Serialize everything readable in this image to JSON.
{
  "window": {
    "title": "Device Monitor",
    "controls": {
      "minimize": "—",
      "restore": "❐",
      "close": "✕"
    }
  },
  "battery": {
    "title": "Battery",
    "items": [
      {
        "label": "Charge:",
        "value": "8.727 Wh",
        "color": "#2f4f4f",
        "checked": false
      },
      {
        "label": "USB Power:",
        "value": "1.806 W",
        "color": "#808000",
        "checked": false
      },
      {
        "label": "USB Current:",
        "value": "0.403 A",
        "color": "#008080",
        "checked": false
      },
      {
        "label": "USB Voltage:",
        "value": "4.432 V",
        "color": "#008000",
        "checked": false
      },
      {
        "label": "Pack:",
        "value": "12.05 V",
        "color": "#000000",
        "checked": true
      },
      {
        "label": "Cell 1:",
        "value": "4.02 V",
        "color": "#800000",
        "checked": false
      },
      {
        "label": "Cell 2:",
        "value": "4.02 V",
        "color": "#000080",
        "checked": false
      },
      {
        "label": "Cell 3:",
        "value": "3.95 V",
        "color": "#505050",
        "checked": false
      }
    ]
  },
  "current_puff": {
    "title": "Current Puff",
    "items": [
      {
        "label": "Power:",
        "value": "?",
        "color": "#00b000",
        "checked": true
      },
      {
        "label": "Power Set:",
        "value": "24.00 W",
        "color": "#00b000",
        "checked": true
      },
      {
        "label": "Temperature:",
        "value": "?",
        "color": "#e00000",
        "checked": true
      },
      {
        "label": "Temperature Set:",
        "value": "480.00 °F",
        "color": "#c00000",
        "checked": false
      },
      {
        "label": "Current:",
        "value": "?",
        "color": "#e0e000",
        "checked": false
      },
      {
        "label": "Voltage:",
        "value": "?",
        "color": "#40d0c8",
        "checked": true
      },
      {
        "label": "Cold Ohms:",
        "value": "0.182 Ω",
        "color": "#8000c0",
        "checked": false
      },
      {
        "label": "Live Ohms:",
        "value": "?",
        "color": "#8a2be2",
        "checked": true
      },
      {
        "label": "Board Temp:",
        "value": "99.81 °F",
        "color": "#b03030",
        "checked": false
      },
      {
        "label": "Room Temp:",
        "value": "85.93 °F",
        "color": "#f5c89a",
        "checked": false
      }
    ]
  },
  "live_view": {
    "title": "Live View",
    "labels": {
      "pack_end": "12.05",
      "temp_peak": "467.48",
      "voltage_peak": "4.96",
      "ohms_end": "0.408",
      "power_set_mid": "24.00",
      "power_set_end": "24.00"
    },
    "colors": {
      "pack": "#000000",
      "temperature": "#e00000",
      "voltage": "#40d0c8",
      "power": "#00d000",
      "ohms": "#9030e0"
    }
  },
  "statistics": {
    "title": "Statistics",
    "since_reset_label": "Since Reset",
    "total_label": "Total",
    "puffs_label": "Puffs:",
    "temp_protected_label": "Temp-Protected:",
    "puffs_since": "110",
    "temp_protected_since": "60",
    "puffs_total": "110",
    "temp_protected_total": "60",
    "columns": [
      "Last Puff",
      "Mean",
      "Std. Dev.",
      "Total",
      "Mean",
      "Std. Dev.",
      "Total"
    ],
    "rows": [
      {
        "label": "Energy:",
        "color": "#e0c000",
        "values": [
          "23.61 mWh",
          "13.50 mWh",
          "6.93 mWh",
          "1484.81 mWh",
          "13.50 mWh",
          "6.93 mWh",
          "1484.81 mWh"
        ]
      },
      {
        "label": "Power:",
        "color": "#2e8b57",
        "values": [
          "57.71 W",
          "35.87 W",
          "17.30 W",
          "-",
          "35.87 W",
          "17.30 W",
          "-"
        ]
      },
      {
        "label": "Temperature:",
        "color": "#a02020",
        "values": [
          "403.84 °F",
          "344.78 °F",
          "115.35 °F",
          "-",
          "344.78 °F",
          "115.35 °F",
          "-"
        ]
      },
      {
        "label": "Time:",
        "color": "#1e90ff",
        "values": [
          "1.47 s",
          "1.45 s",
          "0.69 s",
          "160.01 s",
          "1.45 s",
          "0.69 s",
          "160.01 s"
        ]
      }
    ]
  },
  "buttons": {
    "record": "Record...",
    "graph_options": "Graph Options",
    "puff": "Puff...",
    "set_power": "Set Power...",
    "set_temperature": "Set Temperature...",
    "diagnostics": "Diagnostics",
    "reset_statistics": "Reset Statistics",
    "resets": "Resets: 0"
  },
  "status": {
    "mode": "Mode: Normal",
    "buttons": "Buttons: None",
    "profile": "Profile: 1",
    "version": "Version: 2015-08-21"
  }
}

TASK BRIEF: Copy the data above in full, character for character.

THE RESULT:
Serialize everything readable in this image to JSON.
{
  "window": {
    "title": "Device Monitor",
    "controls": {
      "minimize": "—",
      "restore": "❐",
      "close": "✕"
    }
  },
  "battery": {
    "title": "Battery",
    "items": [
      {
        "label": "Charge:",
        "value": "8.727 Wh",
        "color": "#2f4f4f",
        "checked": false
      },
      {
        "label": "USB Power:",
        "value": "1.806 W",
        "color": "#808000",
        "checked": false
      },
      {
        "label": "USB Current:",
        "value": "0.403 A",
        "color": "#008080",
        "checked": false
      },
      {
        "label": "USB Voltage:",
        "value": "4.432 V",
        "color": "#008000",
        "checked": false
      },
      {
        "label": "Pack:",
        "value": "12.05 V",
        "color": "#000000",
        "checked": true
      },
      {
        "label": "Cell 1:",
        "value": "4.02 V",
        "color": "#800000",
        "checked": false
      },
      {
        "label": "Cell 2:",
        "value": "4.02 V",
        "color": "#000080",
        "checked": false
      },
      {
        "label": "Cell 3:",
        "value": "3.95 V",
        "color": "#505050",
        "checked": false
      }
    ]
  },
  "current_puff": {
    "title": "Current Puff",
    "items": [
      {
        "label": "Power:",
        "value": "?",
        "color": "#00b000",
        "checked": true
      },
      {
        "label": "Power Set:",
        "value": "24.00 W",
        "color": "#00b000",
        "checked": true
      },
      {
        "label": "Temperature:",
        "value": "?",
        "color": "#e00000",
        "checked": true
      },
      {
        "label": "Temperature Set:",
        "value": "480.00 °F",
        "color": "#c00000",
        "checked": false
      },
      {
        "label": "Current:",
        "value": "?",
        "color": "#e0e000",
        "checked": false
      },
      {
        "label": "Voltage:",
        "value": "?",
        "color": "#40d0c8",
        "checked": true
      },
      {
        "label": "Cold Ohms:",
        "value": "0.182 Ω",
        "color": "#8000c0",
        "checked": false
      },
      {
        "label": "Live Ohms:",
        "value": "?",
        "color": "#8a2be2",
        "checked": true
      },
      {
        "label": "Board Temp:",
        "value": "99.81 °F",
        "color": "#b03030",
        "checked": false
      },
      {
        "label": "Room Temp:",
        "value": "85.93 °F",
        "color": "#f5c89a",
        "checked": false
      }
    ]
  },
  "live_view": {
    "title": "Live View",
    "labels": {
      "pack_end": "12.05",
      "temp_peak": "467.48",
      "voltage_peak": "4.96",
      "ohms_end": "0.408",
      "power_set_mid": "24.00",
      "power_set_end": "24.00"
    },
    "colors": {
      "pack": "#000000",
      "temperature": "#e00000",
      "voltage": "#40d0c8",
      "power": "#00d000",
      "ohms": "#9030e0"
    }
  },
  "statistics": {
    "title": "Statistics",
    "since_reset_label": "Since Reset",
    "total_label": "Total",
    "puffs_label": "Puffs:",
    "temp_protected_label": "Temp-Protected:",
    "puffs_since": "110",
    "temp_protected_since": "60",
    "puffs_total": "110",
    "temp_protected_total": "60",
    "columns": [
      "Last Puff",
      "Mean",
      "Std. Dev.",
      "Total",
      "Mean",
      "Std. Dev.",
      "Total"
    ],
    "rows": [
      {
        "label": "Energy:",
        "color": "#e0c000",
        "values": [
          "23.61 mWh",
          "13.50 mWh",
          "6.93 mWh",
          "1484.81 mWh",
          "13.50 mWh",
          "6.93 mWh",
          "1484.81 mWh"
        ]
      },
      {
        "label": "Power:",
        "color": "#2e8b57",
        "values": [
          "57.71 W",
          "35.87 W",
          "17.30 W",
          "-",
          "35.87 W",
          "17.30 W",
          "-"
        ]
      },
      {
        "label": "Temperature:",
        "color": "#a02020",
        "values": [
          "403.84 °F",
          "344.78 °F",
          "115.35 °F",
          "-",
          "344.78 °F",
          "115.35 °F",
          "-"
        ]
      },
      {
        "label": "Time:",
        "color": "#1e90ff",
        "values": [
          "1.47 s",
          "1.45 s",
          "0.69 s",
          "160.01 s",
          "1.45 s",
          "0.69 s",
          "160.01 s"
        ]
      }
    ]
  },
  "buttons": {
    "record": "Record...",
    "graph_options": "Graph Options",
    "puff": "Puff...",
    "set_power": "Set Power...",
    "set_temperature": "Set Temperature...",
    "diagnostics": "Diagnostics",
    "reset_statistics": "Reset Statistics",
    "resets": "Resets: 0"
  },
  "status": {
    "mode": "Mode: Normal",
    "buttons": "Buttons: None",
    "profile": "Profile: 1",
    "version": "Version: 2015-08-21"
  }
}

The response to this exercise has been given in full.